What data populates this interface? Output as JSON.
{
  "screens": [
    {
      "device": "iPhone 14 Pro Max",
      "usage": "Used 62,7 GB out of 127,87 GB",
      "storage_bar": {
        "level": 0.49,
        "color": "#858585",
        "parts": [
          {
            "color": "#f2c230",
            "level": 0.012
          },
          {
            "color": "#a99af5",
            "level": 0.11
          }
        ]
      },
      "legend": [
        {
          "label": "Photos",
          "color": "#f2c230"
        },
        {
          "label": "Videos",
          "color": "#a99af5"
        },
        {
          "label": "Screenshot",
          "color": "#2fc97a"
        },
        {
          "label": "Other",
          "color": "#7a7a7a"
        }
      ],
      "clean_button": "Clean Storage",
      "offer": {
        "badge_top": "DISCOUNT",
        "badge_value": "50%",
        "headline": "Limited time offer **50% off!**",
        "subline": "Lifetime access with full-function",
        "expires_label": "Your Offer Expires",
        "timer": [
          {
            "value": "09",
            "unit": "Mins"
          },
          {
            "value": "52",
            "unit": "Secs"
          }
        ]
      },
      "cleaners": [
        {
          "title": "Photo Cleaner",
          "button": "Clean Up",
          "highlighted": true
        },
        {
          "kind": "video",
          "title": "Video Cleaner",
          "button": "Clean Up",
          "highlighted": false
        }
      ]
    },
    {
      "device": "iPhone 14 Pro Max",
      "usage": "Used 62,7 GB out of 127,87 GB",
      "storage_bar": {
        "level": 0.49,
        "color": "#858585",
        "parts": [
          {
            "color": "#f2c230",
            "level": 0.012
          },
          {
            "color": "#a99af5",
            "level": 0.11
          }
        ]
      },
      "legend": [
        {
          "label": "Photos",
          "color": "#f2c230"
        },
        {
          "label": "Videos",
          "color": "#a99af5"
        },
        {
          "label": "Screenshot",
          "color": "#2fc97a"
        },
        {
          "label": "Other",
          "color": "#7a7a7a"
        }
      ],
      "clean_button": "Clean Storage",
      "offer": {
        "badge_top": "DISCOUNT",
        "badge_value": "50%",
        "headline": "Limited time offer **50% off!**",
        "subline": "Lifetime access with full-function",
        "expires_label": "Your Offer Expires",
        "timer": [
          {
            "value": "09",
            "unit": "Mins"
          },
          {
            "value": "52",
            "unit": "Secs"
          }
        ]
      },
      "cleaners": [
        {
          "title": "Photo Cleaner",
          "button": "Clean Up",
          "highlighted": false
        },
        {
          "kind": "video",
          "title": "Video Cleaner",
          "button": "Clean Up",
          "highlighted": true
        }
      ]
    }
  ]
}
-=-=-=-=-
**THE REQUEST**:
Set down the listing above in full, please, exactly as it appears.

**CORRECT RESULT**:
What data populates this interface? Output as JSON.
{
  "screens": [
    {
      "device": "iPhone 14 Pro Max",
      "usage": "Used 62,7 GB out of 127,87 GB",
      "storage_bar": {
        "level": 0.49,
        "color": "#858585",
        "parts": [
          {
            "color": "#f2c230",
            "level": 0.012
          },
          {
            "color": "#a99af5",
            "level": 0.11
          }
        ]
      },
      "legend": [
        {
          "label": "Photos",
          "color": "#f2c230"
        },
        {
          "label": "Videos",
          "color": "#a99af5"
        },
        {
          "label": "Screenshot",
          "color": "#2fc97a"
        },
        {
          "label": "Other",
          "color": "#7a7a7a"
        }
      ],
      "clean_button": "Clean Storage",
      "offer": {
        "badge_top": "DISCOUNT",
        "badge_value": "50%",
        "headline": "Limited time offer **50% off!**",
        "subline": "Lifetime access with full-function",
        "expires_label": "Your Offer Expires",
        "timer": [
          {
            "value": "09",
            "unit": "Mins"
          },
          {
            "value": "52",
            "unit": "Secs"
          }
        ]
      },
      "cleaners": [
        {
          "title": "Photo Cleaner",
          "button": "Clean Up",
          "highlighted": true
        },
        {
          "kind": "video",
          "title": "Video Cleaner",
          "button": "Clean Up",
          "highlighted": false
        }
      ]
    },
    {
      "device": "iPhone 14 Pro Max",
      "usage": "Used 62,7 GB out of 127,87 GB",
      "storage_bar": {
        "level": 0.49,
        "color": "#858585",
        "parts": [
          {
            "color": "#f2c230",
            "level": 0.012
          },
          {
            "color": "#a99af5",
            "level": 0.11
          }
        ]
      },
      "legend": [
        {
          "label": "Photos",
          "color": "#f2c230"
        },
        {
          "label": "Videos",
          "color": "#a99af5"
        },
        {
          "label": "Screenshot",
          "color": "#2fc97a"
        },
        {
          "label": "Other",
          "color": "#7a7a7a"
        }
      ],
      "clean_button": "Clean Storage",
      "offer": {
        "badge_top": "DISCOUNT",
        "badge_value": "50%",
        "headline": "Limited time offer **50% off!**",
        "subline": "Lifetime access with full-function",
        "expires_label": "Your Offer Expires",
        "timer": [
          {
            "value": "09",
            "unit": "Mins"
          },
          {
            "value": "52",
            "unit": "Secs"
          }
        ]
      },
      "cleaners": [
        {
          "title": "Photo Cleaner",
          "button": "Clean Up",
          "highlighted": false
        },
        {
          "kind": "video",
          "title": "Video Cleaner",
          "button": "Clean Up",
          "highlighted": true
        }
      ]
    }
  ]
}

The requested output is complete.